_SHORT PROBLEM_
Render the material again word for word, skipping the pictures in it.

[Collected data entries]
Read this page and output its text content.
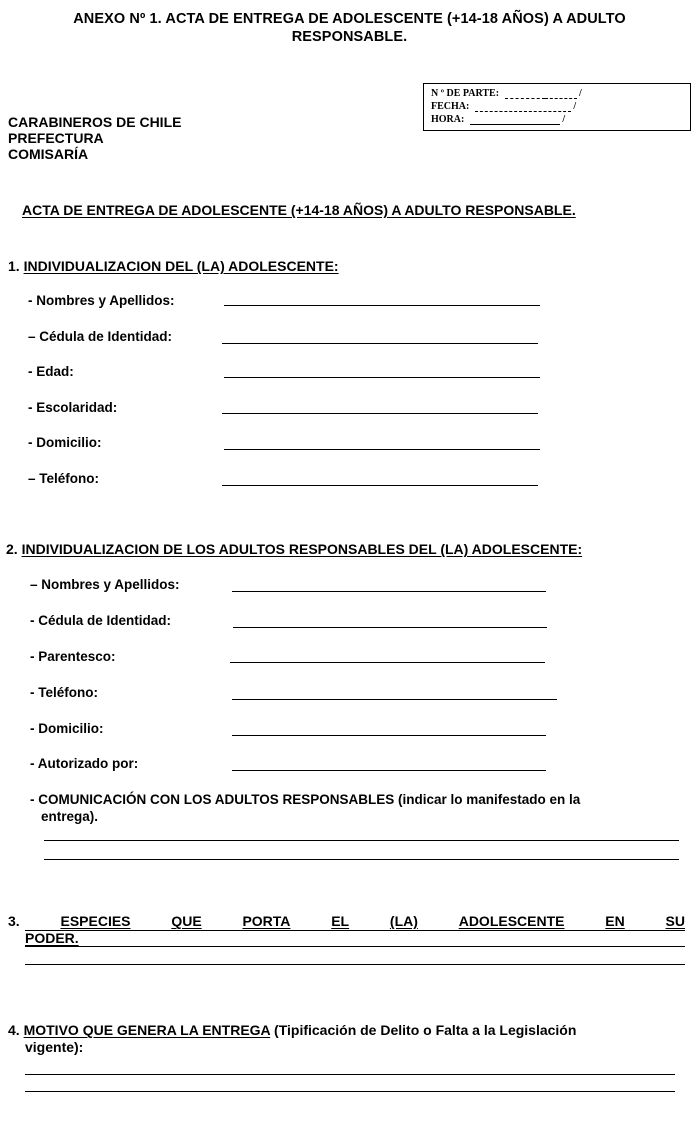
ANEXO Nº 1. ACTA DE ENTREGA DE ADOLESCENTE (+14-18 AÑOS) A ADULTO
RESPONSABLE.
CARABINEROS DE CHILE
PREFECTURA
COMISARÍA
N º DE PARTE:	/
FECHA:	/
HORA:	/
ACTA DE ENTREGA DE ADOLESCENTE (+14-18 AÑOS) A ADULTO RESPONSABLE.
1. INDIVIDUALIZACION DEL (LA) ADOLESCENTE:
- Nombres y Apellidos:
– Cédula de Identidad:
- Edad:
- Escolaridad:
- Domicilio:
– Teléfono:
2. INDIVIDUALIZACION DE LOS ADULTOS RESPONSABLES DEL (LA) ADOLESCENTE:
– Nombres y Apellidos:
- Cédula de Identidad:
- Parentesco:
- Teléfono:
- Domicilio:
- Autorizado por:
- COMUNICACIÓN CON LOS ADULTOS RESPONSABLES (indicar lo manifestado en la
entrega).
3.	ESPECIES	QUE	PORTA	EL	(LA)	ADOLESCENTE	EN	SU
PODER.
4. MOTIVO QUE GENERA LA ENTREGA (Tipificación de Delito o Falta a la Legislación
vigente):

_WRITTEN RESPONSE_
Read this page and output its text content.
ANEXO Nº 1. ACTA DE ENTREGA DE ADOLESCENTE (+14-18 AÑOS) A ADULTO
RESPONSABLE.
CARABINEROS DE CHILE
PREFECTURA
COMISARÍA
N º DE PARTE:	/
FECHA:	/
HORA:	/
ACTA DE ENTREGA DE ADOLESCENTE (+14-18 AÑOS) A ADULTO RESPONSABLE.
1. INDIVIDUALIZACION DEL (LA) ADOLESCENTE:
- Nombres y Apellidos:
– Cédula de Identidad:
- Edad:
- Escolaridad:
- Domicilio:
– Teléfono:
2. INDIVIDUALIZACION DE LOS ADULTOS RESPONSABLES DEL (LA) ADOLESCENTE:
– Nombres y Apellidos:
- Cédula de Identidad:
- Parentesco:
- Teléfono:
- Domicilio:
- Autorizado por:
- COMUNICACIÓN CON LOS ADULTOS RESPONSABLES (indicar lo manifestado en la
entrega).
3.	ESPECIES	QUE	PORTA	EL	(LA)	ADOLESCENTE	EN	SU
PODER.
4. MOTIVO QUE GENERA LA ENTREGA (Tipificación de Delito o Falta a la Legislación
vigente):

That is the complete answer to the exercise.